DO THIS:
Will you write out the data exactly, excluding every picture?

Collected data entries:

----

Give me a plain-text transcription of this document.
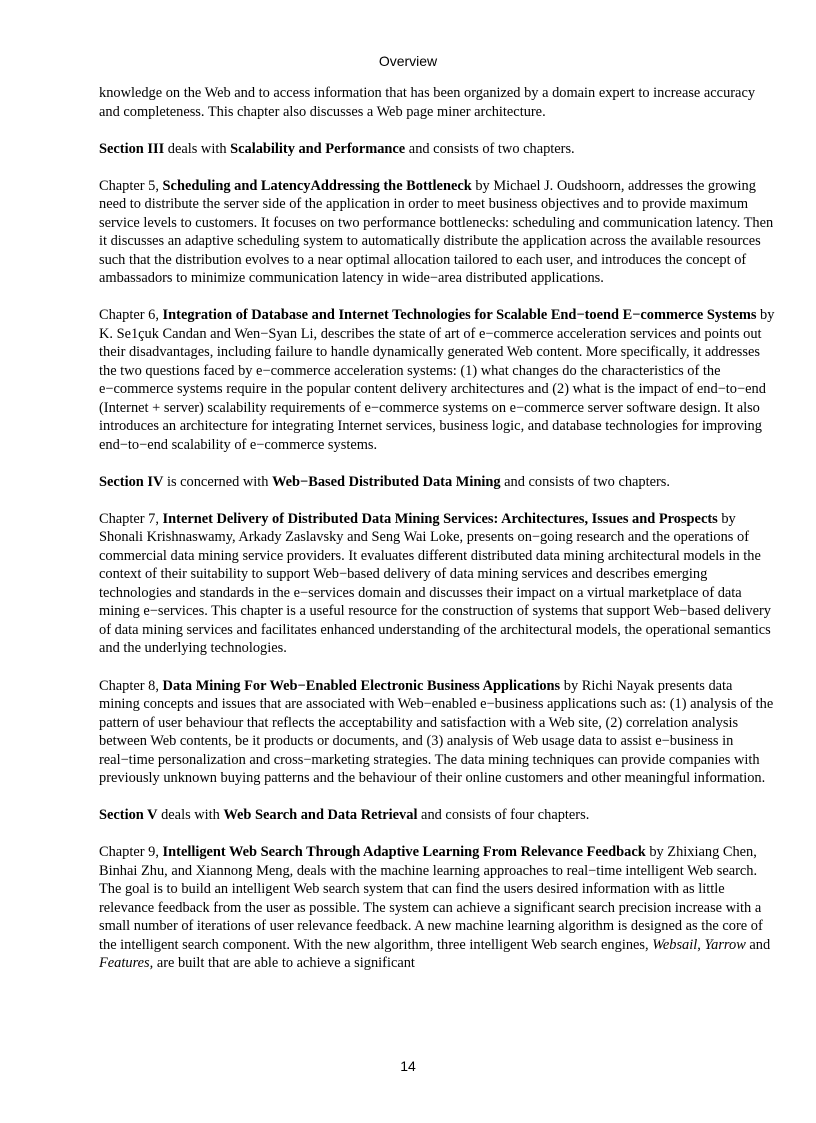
Overview

knowledge on the Web and to access information that has been organized by a domain expert to increase accuracy and completeness. This chapter also discusses a Web page miner architecture.

Section III deals with Scalability and Performance and consists of two chapters.

Chapter 5, Scheduling and LatencyAddressing the Bottleneck by Michael J. Oudshoorn, addresses the growing need to distribute the server side of the application in order to meet business objectives and to provide maximum service levels to customers. It focuses on two performance bottlenecks: scheduling and communication latency. Then it discusses an adaptive scheduling system to automatically distribute the application across the available resources such that the distribution evolves to a near optimal allocation tailored to each user, and introduces the concept of ambassadors to minimize communication latency in wide−area distributed applications.

Chapter 6, Integration of Database and Internet Technologies for Scalable End−toend E−commerce Systems by K. Se1çuk Candan and Wen−Syan Li, describes the state of art of e−commerce acceleration services and points out their disadvantages, including failure to handle dynamically generated Web content. More specifically, it addresses the two questions faced by e−commerce acceleration systems: (1) what changes do the characteristics of the e−commerce systems require in the popular content delivery architectures and (2) what is the impact of end−to−end (Internet + server) scalability requirements of e−commerce systems on e−commerce server software design. It also introduces an architecture for integrating Internet services, business logic, and database technologies for improving end−to−end scalability of e−commerce systems.

Section IV is concerned with Web−Based Distributed Data Mining and consists of two chapters.

Chapter 7, Internet Delivery of Distributed Data Mining Services: Architectures, Issues and Prospects by Shonali Krishnaswamy, Arkady Zaslavsky and Seng Wai Loke, presents on−going research and the operations of commercial data mining service providers. It evaluates different distributed data mining architectural models in the context of their suitability to support Web−based delivery of data mining services and describes emerging technologies and standards in the e−services domain and discusses their impact on a virtual marketplace of data mining e−services. This chapter is a useful resource for the construction of systems that support Web−based delivery of data mining services and facilitates enhanced understanding of the architectural models, the operational semantics and the underlying technologies.

Chapter 8, Data Mining For Web−Enabled Electronic Business Applications by Richi Nayak presents data mining concepts and issues that are associated with Web−enabled e−business applications such as: (1) analysis of the pattern of user behaviour that reflects the acceptability and satisfaction with a Web site, (2) correlation analysis between Web contents, be it products or documents, and (3) analysis of Web usage data to assist e−business in real−time personalization and cross−marketing strategies. The data mining techniques can provide companies with previously unknown buying patterns and the behaviour of their online customers and other meaningful information.

Section V deals with Web Search and Data Retrieval and consists of four chapters.

Chapter 9, Intelligent Web Search Through Adaptive Learning From Relevance Feedback by Zhixiang Chen, Binhai Zhu, and Xiannong Meng, deals with the machine learning approaches to real−time intelligent Web search. The goal is to build an intelligent Web search system that can find the users desired information with as little relevance feedback from the user as possible. The system can achieve a significant search precision increase with a small number of iterations of user relevance feedback. A new machine learning algorithm is designed as the core of the intelligent search component. With the new algorithm, three intelligent Web search engines, Websail, Yarrow and Features, are built that are able to achieve a significant

14
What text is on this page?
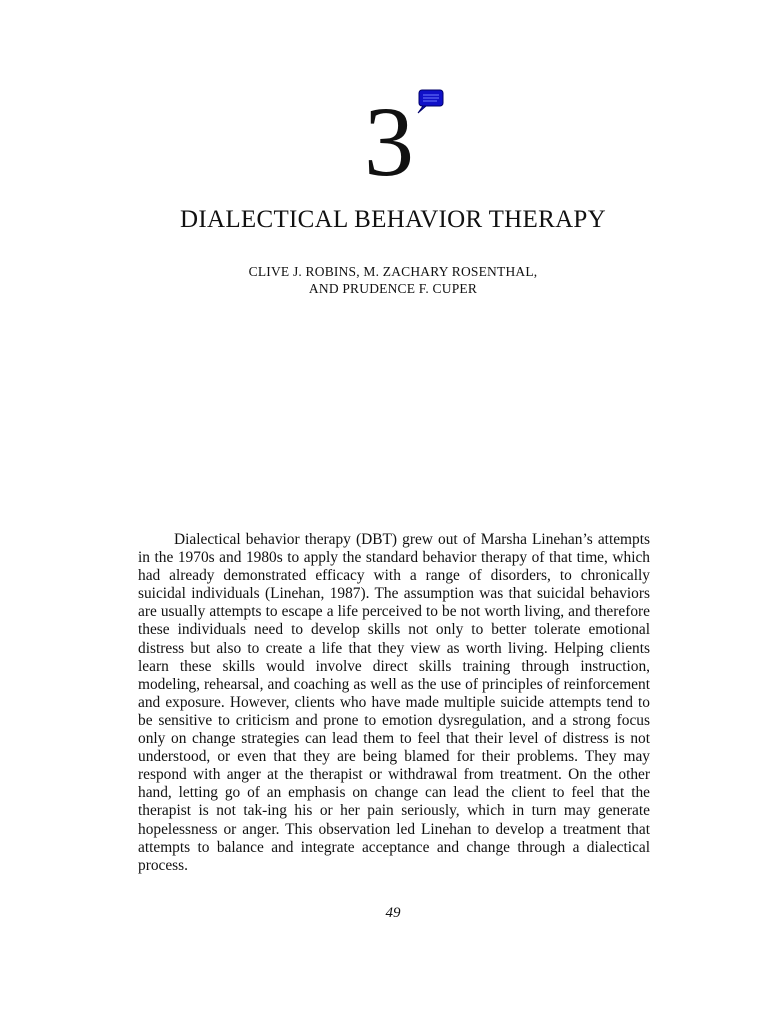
3
DIALECTICAL BEHAVIOR THERAPY
CLIVE J. ROBINS, M. ZACHARY ROSENTHAL,
AND PRUDENCE F. CUPER

Dialectical behavior therapy (DBT) grew out of Marsha Linehan’s attempts in the 1970s and 1980s to apply the standard behavior therapy of that time, which had already demonstrated efficacy with a range of disorders, to chronically suicidal individuals (Linehan, 1987). The assumption was that suicidal behaviors are usually attempts to escape a life perceived to be not worth living, and therefore these individuals need to develop skills not only to better tolerate emotional distress but also to create a life that they view as worth living. Helping clients learn these skills would involve direct skills training through instruction, modeling, rehearsal, and coaching as well as the use of principles of reinforcement and exposure. However, clients who have made multiple suicide attempts tend to be sensitive to criticism and prone to emotion dysregulation, and a strong focus only on change strategies can lead them to feel that their level of distress is not understood, or even that they are being blamed for their problems. They may respond with anger at the therapist or withdrawal from treatment. On the other hand, letting go of an emphasis on change can lead the client to feel that the therapist is not tak-ing his or her pain seriously, which in turn may generate hopelessness or anger. This observation led Linehan to develop a treatment that attempts to balance and integrate acceptance and change through a dialectical process.

49
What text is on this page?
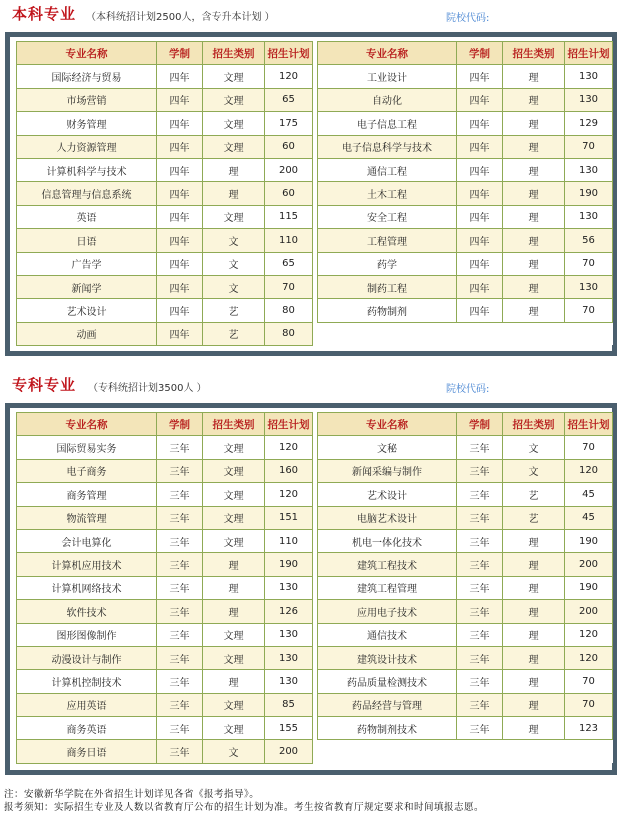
本科专业 （本科统招计划2500人，含专升本计划 ）	院校代码:
专业名称	学制	招生类别	招生计划
国际经济与贸易	四年	文理	120
市场营销	四年	文理	65
财务管理	四年	文理	175
人力资源管理	四年	文理	60
计算机科学与技术	四年	理	200
信息管理与信息系统	四年	理	60
英语	四年	文理	115
日语	四年	文	110
广告学	四年	文	65
新闻学	四年	文	70
艺术设计	四年	艺	80
动画	四年	艺	80
专业名称	学制	招生类别	招生计划
工业设计	四年	理	130
自动化	四年	理	130
电子信息工程	四年	理	129
电子信息科学与技术	四年	理	70
通信工程	四年	理	130
土木工程	四年	理	190
安全工程	四年	理	130
工程管理	四年	理	56
药学	四年	理	70
制药工程	四年	理	130
药物制剂	四年	理	70

专科专业 （专科统招计划3500人 ）	院校代码:
专业名称	学制	招生类别	招生计划
国际贸易实务	三年	文理	120
电子商务	三年	文理	160
商务管理	三年	文理	120
物流管理	三年	文理	151
会计电算化	三年	文理	110
计算机应用技术	三年	理	190
计算机网络技术	三年	理	130
软件技术	三年	理	126
图形图像制作	三年	文理	130
动漫设计与制作	三年	文理	130
计算机控制技术	三年	理	130
应用英语	三年	文理	85
商务英语	三年	文理	155
商务日语	三年	文	200
专业名称	学制	招生类别	招生计划
文秘	三年	文	70
新闻采编与制作	三年	文	120
艺术设计	三年	艺	45
电脑艺术设计	三年	艺	45
机电一体化技术	三年	理	190
建筑工程技术	三年	理	200
建筑工程管理	三年	理	190
应用电子技术	三年	理	200
通信技术	三年	理	120
建筑设计技术	三年	理	120
药品质量检测技术	三年	理	70
药品经营与管理	三年	理	70
药物制剂技术	三年	理	123

注：安徽新华学院在外省招生计划详见各省《报考指导》。
报考须知：实际招生专业及人数以省教育厅公布的招生计划为准。考生按省教育厅规定要求和时间填报志愿。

----

THE OUTPUT:
Give me a plain-text transcription of this document.
Overview

knowledge on the Web and to access information that has been organized by a domain expert to increase accuracy and completeness. This chapter also discusses a Web page miner architecture.

Section III deals with Scalability and Performance and consists of two chapters.

Chapter 5, Scheduling and LatencyAddressing the Bottleneck by Michael J. Oudshoorn, addresses the growing need to distribute the server side of the application in order to meet business objectives and to provide maximum service levels to customers. It focuses on two performance bottlenecks: scheduling and communication latency. Then it discusses an adaptive scheduling system to automatically distribute the application across the available resources such that the distribution evolves to a near optimal allocation tailored to each user, and introduces the concept of ambassadors to minimize communication latency in wide−area distributed applications.

Chapter 6, Integration of Database and Internet Technologies for Scalable End−toend E−commerce Systems by K. Se1çuk Candan and Wen−Syan Li, describes the state of art of e−commerce acceleration services and points out their disadvantages, including failure to handle dynamically generated Web content. More specifically, it addresses the two questions faced by e−commerce acceleration systems: (1) what changes do the characteristics of the e−commerce systems require in the popular content delivery architectures and (2) what is the impact of end−to−end (Internet + server) scalability requirements of e−commerce systems on e−commerce server software design. It also introduces an architecture for integrating Internet services, business logic, and database technologies for improving end−to−end scalability of e−commerce systems.

Section IV is concerned with Web−Based Distributed Data Mining and consists of two chapters.

Chapter 7, Internet Delivery of Distributed Data Mining Services: Architectures, Issues and Prospects by Shonali Krishnaswamy, Arkady Zaslavsky and Seng Wai Loke, presents on−going research and the operations of commercial data mining service providers. It evaluates different distributed data mining architectural models in the context of their suitability to support Web−based delivery of data mining services and describes emerging technologies and standards in the e−services domain and discusses their impact on a virtual marketplace of data mining e−services. This chapter is a useful resource for the construction of systems that support Web−based delivery of data mining services and facilitates enhanced understanding of the architectural models, the operational semantics and the underlying technologies.

Chapter 8, Data Mining For Web−Enabled Electronic Business Applications by Richi Nayak presents data mining concepts and issues that are associated with Web−enabled e−business applications such as: (1) analysis of the pattern of user behaviour that reflects the acceptability and satisfaction with a Web site, (2) correlation analysis between Web contents, be it products or documents, and (3) analysis of Web usage data to assist e−business in real−time personalization and cross−marketing strategies. The data mining techniques can provide companies with previously unknown buying patterns and the behaviour of their online customers and other meaningful information.

Section V deals with Web Search and Data Retrieval and consists of four chapters.

Chapter 9, Intelligent Web Search Through Adaptive Learning From Relevance Feedback by Zhixiang Chen, Binhai Zhu, and Xiannong Meng, deals with the machine learning approaches to real−time intelligent Web search. The goal is to build an intelligent Web search system that can find the users desired information with as little relevance feedback from the user as possible. The system can achieve a significant search precision increase with a small number of iterations of user relevance feedback. A new machine learning algorithm is designed as the core of the intelligent search component. With the new algorithm, three intelligent Web search engines, Websail, Yarrow and Features, are built that are able to achieve a significant

14
What text is on this page?
3
DIALECTICAL BEHAVIOR THERAPY
CLIVE J. ROBINS, M. ZACHARY ROSENTHAL,
AND PRUDENCE F. CUPER

Dialectical behavior therapy (DBT) grew out of Marsha Linehan’s attempts in the 1970s and 1980s to apply the standard behavior therapy of that time, which had already demonstrated efficacy with a range of disorders, to chronically suicidal individuals (Linehan, 1987). The assumption was that suicidal behaviors are usually attempts to escape a life perceived to be not worth living, and therefore these individuals need to develop skills not only to better tolerate emotional distress but also to create a life that they view as worth living. Helping clients learn these skills would involve direct skills training through instruction, modeling, rehearsal, and coaching as well as the use of principles of reinforcement and exposure. However, clients who have made multiple suicide attempts tend to be sensitive to criticism and prone to emotion dysregulation, and a strong focus only on change strategies can lead them to feel that their level of distress is not understood, or even that they are being blamed for their problems. They may respond with anger at the therapist or withdrawal from treatment. On the other hand, letting go of an emphasis on change can lead the client to feel that the therapist is not tak-ing his or her pain seriously, which in turn may generate hopelessness or anger. This observation led Linehan to develop a treatment that attempts to balance and integrate acceptance and change through a dialectical process.

49
What text is on this page?
本科专业 （本科统招计划2500人，含专升本计划 ）	院校代码:
专业名称	学制	招生类别	招生计划
国际经济与贸易	四年	文理	120
市场营销	四年	文理	65
财务管理	四年	文理	175
人力资源管理	四年	文理	60
计算机科学与技术	四年	理	200
信息管理与信息系统	四年	理	60
英语	四年	文理	115
日语	四年	文	110
广告学	四年	文	65
新闻学	四年	文	70
艺术设计	四年	艺	80
动画	四年	艺	80
专业名称	学制	招生类别	招生计划
工业设计	四年	理	130
自动化	四年	理	130
电子信息工程	四年	理	129
电子信息科学与技术	四年	理	70
通信工程	四年	理	130
土木工程	四年	理	190
安全工程	四年	理	130
工程管理	四年	理	56
药学	四年	理	70
制药工程	四年	理	130
药物制剂	四年	理	70

专科专业 （专科统招计划3500人 ）	院校代码:
专业名称	学制	招生类别	招生计划
国际贸易实务	三年	文理	120
电子商务	三年	文理	160
商务管理	三年	文理	120
物流管理	三年	文理	151
会计电算化	三年	文理	110
计算机应用技术	三年	理	190
计算机网络技术	三年	理	130
软件技术	三年	理	126
图形图像制作	三年	文理	130
动漫设计与制作	三年	文理	130
计算机控制技术	三年	理	130
应用英语	三年	文理	85
商务英语	三年	文理	155
商务日语	三年	文	200
专业名称	学制	招生类别	招生计划
文秘	三年	文	70
新闻采编与制作	三年	文	120
艺术设计	三年	艺	45
电脑艺术设计	三年	艺	45
机电一体化技术	三年	理	190
建筑工程技术	三年	理	200
建筑工程管理	三年	理	190
应用电子技术	三年	理	200
通信技术	三年	理	120
建筑设计技术	三年	理	120
药品质量检测技术	三年	理	70
药品经营与管理	三年	理	70
药物制剂技术	三年	理	123

注：安徽新华学院在外省招生计划详见各省《报考指导》。
报考须知：实际招生专业及人数以省教育厅公布的招生计划为准。考生按省教育厅规定要求和时间填报志愿。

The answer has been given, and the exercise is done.